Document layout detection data

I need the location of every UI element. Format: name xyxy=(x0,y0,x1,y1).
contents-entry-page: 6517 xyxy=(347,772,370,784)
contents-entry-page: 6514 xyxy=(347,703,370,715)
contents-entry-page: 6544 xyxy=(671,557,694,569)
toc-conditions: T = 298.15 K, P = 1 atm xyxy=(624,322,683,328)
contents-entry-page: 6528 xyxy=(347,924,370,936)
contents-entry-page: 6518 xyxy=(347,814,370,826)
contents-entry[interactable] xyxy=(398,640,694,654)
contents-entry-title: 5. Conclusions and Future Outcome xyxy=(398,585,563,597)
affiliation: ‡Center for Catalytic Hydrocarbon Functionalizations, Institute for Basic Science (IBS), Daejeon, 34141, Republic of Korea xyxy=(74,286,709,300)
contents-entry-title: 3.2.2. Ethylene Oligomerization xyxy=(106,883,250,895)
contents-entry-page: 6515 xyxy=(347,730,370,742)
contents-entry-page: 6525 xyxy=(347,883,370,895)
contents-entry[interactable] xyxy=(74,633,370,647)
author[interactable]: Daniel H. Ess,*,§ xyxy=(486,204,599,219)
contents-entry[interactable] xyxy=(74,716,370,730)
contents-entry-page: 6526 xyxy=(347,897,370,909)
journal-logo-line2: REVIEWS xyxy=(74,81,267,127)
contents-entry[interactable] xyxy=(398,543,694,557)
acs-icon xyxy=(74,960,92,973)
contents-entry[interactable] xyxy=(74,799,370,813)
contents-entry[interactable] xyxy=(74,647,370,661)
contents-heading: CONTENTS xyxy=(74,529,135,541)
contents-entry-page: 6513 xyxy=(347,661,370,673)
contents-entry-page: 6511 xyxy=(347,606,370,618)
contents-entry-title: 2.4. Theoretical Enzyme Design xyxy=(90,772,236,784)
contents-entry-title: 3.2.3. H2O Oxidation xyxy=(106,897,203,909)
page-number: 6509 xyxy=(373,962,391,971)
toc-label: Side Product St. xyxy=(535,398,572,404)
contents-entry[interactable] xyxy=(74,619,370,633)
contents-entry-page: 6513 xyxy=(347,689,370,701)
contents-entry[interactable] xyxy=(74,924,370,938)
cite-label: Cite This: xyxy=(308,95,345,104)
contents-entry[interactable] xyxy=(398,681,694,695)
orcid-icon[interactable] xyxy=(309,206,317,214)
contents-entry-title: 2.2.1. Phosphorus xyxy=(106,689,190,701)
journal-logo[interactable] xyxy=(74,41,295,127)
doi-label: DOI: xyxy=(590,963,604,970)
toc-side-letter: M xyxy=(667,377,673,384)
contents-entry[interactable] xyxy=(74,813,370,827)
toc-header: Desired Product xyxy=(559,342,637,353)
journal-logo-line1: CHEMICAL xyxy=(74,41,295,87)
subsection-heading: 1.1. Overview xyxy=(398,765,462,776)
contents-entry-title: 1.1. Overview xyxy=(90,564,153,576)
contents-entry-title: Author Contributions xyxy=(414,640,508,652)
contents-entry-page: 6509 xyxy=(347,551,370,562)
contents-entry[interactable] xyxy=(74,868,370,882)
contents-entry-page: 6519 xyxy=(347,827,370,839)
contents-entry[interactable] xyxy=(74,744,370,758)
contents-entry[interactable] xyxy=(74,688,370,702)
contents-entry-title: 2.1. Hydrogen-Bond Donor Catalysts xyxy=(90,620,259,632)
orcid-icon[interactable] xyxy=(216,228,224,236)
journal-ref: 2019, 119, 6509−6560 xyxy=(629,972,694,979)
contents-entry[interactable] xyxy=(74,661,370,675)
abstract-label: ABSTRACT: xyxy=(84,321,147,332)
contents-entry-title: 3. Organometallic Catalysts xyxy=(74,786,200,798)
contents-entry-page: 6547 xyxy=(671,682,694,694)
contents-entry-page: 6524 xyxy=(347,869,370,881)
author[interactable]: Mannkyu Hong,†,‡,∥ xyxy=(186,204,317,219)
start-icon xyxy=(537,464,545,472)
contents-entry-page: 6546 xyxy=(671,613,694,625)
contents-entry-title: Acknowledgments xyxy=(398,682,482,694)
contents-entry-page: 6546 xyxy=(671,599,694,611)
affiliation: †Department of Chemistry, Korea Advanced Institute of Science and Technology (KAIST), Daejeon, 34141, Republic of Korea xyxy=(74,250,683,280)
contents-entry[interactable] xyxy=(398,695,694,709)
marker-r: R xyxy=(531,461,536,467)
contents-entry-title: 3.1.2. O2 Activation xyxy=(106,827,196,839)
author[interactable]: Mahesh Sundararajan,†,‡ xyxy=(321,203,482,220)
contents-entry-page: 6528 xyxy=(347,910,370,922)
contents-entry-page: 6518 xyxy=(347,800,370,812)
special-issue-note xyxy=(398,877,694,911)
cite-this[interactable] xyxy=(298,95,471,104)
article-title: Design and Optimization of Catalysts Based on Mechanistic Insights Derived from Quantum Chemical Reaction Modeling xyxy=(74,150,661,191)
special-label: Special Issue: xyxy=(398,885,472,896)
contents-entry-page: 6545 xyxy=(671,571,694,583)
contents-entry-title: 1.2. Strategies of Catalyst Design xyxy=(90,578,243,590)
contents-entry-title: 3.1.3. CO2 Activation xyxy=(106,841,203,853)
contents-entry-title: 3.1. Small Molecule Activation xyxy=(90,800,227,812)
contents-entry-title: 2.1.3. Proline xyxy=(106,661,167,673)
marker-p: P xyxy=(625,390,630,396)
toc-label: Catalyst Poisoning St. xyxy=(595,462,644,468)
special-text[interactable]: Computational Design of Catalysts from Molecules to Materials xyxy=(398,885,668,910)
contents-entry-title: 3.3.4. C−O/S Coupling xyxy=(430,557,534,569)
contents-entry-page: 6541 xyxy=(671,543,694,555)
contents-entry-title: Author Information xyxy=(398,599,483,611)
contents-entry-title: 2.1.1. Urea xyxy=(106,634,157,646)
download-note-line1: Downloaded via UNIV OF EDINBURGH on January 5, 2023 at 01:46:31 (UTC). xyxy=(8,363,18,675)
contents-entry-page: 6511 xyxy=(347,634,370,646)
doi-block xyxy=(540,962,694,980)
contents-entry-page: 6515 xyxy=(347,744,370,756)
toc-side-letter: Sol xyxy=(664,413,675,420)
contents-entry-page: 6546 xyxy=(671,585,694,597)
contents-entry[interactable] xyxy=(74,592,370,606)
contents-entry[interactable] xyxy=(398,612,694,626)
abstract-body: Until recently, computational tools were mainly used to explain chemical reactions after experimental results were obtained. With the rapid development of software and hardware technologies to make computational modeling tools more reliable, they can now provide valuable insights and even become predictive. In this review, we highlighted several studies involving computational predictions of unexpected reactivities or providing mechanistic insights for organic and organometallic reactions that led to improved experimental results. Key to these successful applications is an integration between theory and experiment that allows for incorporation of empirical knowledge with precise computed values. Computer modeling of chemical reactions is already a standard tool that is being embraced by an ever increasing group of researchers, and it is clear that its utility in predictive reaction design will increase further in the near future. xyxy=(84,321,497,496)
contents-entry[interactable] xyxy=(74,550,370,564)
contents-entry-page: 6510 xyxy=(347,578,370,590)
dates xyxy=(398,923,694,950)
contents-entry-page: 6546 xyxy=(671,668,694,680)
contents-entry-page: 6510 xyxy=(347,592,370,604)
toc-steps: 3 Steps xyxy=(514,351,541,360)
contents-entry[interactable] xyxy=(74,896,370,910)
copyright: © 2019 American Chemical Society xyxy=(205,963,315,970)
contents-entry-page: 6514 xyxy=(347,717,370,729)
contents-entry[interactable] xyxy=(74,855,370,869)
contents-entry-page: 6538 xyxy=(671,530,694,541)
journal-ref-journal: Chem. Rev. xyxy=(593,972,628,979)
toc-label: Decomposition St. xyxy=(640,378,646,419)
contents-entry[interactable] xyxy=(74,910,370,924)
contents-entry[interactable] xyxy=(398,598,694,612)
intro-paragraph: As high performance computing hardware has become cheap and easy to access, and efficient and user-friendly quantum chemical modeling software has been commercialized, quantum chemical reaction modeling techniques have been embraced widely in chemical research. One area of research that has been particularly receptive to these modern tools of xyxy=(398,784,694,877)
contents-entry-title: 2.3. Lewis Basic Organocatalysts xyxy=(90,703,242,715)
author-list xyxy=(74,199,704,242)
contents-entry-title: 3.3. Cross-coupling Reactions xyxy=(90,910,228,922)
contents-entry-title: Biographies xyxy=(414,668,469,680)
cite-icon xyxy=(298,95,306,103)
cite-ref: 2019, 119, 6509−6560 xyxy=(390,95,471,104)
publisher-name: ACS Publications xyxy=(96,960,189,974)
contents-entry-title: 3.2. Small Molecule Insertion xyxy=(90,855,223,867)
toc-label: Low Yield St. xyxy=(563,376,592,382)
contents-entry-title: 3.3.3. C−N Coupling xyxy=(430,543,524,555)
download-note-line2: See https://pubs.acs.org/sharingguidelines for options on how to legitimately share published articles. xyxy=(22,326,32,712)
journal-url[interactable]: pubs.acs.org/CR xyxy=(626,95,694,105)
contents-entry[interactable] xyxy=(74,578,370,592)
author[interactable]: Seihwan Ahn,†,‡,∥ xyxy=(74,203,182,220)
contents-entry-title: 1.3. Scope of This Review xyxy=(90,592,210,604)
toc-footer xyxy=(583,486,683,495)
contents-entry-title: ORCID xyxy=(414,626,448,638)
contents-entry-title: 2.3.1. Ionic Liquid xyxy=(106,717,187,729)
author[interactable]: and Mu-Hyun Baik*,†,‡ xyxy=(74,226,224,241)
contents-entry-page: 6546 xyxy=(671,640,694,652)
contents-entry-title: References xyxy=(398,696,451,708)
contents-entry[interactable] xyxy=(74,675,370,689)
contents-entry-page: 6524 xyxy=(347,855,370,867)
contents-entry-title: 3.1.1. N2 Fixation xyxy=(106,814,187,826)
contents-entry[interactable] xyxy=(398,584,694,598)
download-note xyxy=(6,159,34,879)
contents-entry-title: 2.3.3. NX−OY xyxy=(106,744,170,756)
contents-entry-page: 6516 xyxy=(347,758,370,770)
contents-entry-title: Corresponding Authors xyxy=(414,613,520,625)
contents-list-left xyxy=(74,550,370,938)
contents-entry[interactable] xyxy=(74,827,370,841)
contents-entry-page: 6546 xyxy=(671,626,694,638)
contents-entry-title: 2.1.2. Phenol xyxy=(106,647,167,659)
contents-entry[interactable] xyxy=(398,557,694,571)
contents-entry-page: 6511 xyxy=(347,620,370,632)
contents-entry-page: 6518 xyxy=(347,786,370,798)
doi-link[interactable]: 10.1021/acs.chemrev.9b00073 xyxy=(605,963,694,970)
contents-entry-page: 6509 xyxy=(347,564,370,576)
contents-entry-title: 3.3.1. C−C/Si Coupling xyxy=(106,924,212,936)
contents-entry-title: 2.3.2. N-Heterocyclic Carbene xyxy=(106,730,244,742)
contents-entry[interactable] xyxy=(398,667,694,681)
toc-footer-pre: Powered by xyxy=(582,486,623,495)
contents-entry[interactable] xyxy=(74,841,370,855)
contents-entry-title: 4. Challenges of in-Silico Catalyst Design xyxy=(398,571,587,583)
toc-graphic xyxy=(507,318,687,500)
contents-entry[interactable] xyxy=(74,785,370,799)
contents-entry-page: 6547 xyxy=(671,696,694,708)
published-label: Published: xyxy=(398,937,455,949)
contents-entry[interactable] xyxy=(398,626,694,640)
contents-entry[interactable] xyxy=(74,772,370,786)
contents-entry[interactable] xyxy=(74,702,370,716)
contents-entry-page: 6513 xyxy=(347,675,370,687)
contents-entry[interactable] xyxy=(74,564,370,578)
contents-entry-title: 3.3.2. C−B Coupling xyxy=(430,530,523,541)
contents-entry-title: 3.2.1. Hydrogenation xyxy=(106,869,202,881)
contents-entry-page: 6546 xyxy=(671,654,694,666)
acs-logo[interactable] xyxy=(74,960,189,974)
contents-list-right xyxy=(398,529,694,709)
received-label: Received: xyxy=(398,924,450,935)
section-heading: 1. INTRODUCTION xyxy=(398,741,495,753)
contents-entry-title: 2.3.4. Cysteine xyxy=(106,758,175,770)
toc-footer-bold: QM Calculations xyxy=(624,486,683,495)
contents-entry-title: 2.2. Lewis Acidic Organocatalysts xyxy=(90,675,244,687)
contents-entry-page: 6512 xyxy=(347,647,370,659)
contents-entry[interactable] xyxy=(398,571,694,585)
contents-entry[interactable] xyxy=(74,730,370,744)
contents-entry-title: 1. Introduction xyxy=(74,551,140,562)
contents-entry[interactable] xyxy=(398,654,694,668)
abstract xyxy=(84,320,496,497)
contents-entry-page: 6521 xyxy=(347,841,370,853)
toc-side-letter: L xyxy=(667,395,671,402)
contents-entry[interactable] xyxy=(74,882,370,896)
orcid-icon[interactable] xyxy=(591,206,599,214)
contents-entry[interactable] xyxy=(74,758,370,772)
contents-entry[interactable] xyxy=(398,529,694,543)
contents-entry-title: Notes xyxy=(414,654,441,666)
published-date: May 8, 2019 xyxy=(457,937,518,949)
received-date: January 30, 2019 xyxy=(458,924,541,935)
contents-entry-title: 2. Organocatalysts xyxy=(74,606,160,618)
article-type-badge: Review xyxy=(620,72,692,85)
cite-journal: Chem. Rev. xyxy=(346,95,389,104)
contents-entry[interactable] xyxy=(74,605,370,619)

Activity ▸ Starting from the data above, filter for lines with "Basic" and copy each one.

Solution ▸
affiliation: ‡Center for Catalytic Hydrocarbon Functionalizations, Institute for Basic Science (IBS), Daejeon, 34141, Republic of Korea xyxy=(74,286,709,300)
contents-entry-title: 2.3. Lewis Basic Organocatalysts xyxy=(90,703,242,715)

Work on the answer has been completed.